What reason does the methyl iodide abstract give for concluding that the extended observation time at 254 nm is not an artefact of the multiphoton ionization probe? Answer in one to three sentences.

(Passage)

Photodissociation dynamics of methyl iodide across the A-band probed by femtosecond extreme ultraviolet photoelectron spectroscopy

Abstract

Abstract The dissociation dynamics of CH3I at three UV pump wavelengths (279 nm, 254 nm, 243 nm) are measured using an extreme ultraviolet probe in a time-resolved photoelectron spectroscopy experiment. The results are compared with previously published data at a pump wavelength of 269 nm, [2020, Phys. Chem. Chem. Phys., 22, 25695], with complementary photoelectron spectroscopy experiments performed using a multiphoton ionization (MPI) probe [2019, Phys. Chem. Chem. Phys., 21, 11142] and with the recent action spectroscopy measurements of Murillo-Sánchez et al [2020, J. Chem. Phys., 152, 014304]. The measurements at 279 nm and 243 nm show signals that are consistent with rapid dissociation along the C–I bond occurring on timescales that are consistent with previous measurements. The measurements at 254 nm show a significantly longer excited state lifetime with a secondary feature appearing after 100 fs which is indicative of more complex dynamics in the excited state. The time-dependence of the changes are consistent with the previously measured MPI photoelectron spectroscopy measurements of Warne et al, [2019, Phys. Chem. Chem. Phys., 21, 11142]. The consistency of the signal appearance across ionization processes suggests that the extended observation time at 254 nm is not an artefact of the previously used MPI process but is caused by more complex dynamics on the excited state potential. Whether this is caused by complex vibrational dynamics on the dominant 3 Q 0 state or is due to enhanced population and dynamics on the 1 Q 1 state remains an open question.

(End Passage)
(Dataset excerpts)

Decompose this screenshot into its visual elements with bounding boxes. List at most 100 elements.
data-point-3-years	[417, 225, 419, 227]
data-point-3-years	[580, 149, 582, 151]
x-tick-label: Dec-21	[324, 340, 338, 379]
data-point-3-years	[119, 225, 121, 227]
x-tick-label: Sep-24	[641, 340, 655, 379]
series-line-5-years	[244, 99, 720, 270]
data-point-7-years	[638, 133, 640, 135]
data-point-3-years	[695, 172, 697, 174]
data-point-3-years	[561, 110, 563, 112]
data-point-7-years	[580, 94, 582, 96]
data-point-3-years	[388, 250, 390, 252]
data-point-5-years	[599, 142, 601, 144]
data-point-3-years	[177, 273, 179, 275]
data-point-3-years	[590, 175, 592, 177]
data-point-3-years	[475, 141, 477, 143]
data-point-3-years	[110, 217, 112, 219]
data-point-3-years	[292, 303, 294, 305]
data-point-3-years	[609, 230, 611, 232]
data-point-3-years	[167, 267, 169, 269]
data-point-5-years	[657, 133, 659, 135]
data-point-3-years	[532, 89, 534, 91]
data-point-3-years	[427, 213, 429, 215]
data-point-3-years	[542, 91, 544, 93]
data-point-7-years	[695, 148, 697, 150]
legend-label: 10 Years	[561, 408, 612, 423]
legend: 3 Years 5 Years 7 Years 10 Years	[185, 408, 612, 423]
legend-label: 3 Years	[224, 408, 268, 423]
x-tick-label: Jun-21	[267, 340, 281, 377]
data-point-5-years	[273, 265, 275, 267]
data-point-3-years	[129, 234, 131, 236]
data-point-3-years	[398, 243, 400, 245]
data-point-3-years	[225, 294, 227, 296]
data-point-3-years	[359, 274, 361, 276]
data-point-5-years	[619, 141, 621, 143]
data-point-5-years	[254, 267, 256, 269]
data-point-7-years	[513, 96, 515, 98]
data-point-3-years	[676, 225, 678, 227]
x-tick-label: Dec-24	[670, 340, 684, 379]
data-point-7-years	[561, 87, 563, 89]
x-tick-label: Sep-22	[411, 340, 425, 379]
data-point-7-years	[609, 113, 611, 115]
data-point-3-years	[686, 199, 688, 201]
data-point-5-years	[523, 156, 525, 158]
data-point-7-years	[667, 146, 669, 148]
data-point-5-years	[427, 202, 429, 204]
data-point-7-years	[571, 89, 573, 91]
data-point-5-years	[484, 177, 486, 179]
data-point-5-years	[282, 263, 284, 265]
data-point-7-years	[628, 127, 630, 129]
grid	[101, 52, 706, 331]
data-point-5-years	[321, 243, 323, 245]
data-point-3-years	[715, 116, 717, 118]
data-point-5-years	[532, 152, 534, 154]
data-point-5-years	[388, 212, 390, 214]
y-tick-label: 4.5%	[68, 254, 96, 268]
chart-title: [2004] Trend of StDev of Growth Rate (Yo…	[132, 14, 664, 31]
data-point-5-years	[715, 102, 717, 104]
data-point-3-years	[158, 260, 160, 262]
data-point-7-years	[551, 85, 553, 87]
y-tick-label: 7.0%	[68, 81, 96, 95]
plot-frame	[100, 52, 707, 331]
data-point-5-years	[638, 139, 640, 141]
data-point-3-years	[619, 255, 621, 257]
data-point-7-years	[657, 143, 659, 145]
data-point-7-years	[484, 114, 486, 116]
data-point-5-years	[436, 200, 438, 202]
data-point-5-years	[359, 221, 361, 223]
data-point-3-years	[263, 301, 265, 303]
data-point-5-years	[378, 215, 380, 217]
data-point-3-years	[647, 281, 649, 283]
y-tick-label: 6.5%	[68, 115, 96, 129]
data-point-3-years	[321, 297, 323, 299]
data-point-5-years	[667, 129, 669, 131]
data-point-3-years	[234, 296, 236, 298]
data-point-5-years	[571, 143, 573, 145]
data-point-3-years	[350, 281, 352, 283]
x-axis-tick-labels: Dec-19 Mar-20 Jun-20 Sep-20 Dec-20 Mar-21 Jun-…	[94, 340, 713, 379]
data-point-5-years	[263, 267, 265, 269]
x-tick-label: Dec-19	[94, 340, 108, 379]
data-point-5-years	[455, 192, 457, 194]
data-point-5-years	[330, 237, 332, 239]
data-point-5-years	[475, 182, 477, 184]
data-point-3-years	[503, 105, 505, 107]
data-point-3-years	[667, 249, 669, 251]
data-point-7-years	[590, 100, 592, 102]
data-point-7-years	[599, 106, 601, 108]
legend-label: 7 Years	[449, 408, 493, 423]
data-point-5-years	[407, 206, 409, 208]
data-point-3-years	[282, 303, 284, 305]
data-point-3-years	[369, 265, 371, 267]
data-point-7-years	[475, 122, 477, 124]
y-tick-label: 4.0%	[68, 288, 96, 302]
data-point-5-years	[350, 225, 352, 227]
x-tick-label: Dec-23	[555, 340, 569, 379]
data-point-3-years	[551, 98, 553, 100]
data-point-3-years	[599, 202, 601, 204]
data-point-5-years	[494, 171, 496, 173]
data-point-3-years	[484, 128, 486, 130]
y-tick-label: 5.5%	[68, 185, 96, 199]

(End Dataset excerpts)

> Answer area: The time-dependence measured at 254 nm with the extreme ultraviolet probe matches the earlier multiphoton ionization photoelectron measurements of Warne et al. Because the signal appears consistently across the two ionization processes, the longer observation time is attributed to more complex dynamics on the excited state potential rather than to the multiphoton ionization process.